Goal: Copy all of the records below verbatim.

>> Begin Data excerpts

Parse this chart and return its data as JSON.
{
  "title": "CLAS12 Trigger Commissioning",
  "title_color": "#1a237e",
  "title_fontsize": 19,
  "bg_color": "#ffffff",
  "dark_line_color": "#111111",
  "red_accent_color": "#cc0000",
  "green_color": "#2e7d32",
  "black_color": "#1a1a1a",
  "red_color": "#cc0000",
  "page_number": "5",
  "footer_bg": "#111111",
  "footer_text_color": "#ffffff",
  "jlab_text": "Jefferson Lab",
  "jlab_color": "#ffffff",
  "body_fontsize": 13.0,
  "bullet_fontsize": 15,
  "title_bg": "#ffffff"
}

>> End Data excerpts

Response to the task:
Parse this chart and return its data as JSON.
{
  "title": "CLAS12 Trigger Commissioning",
  "title_color": "#1a237e",
  "title_fontsize": 19,
  "bg_color": "#ffffff",
  "dark_line_color": "#111111",
  "red_accent_color": "#cc0000",
  "green_color": "#2e7d32",
  "black_color": "#1a1a1a",
  "red_color": "#cc0000",
  "page_number": "5",
  "footer_bg": "#111111",
  "footer_text_color": "#ffffff",
  "jlab_text": "Jefferson Lab",
  "jlab_color": "#ffffff",
  "body_fontsize": 13.0,
  "bullet_fontsize": 15,
  "title_bg": "#ffffff"
}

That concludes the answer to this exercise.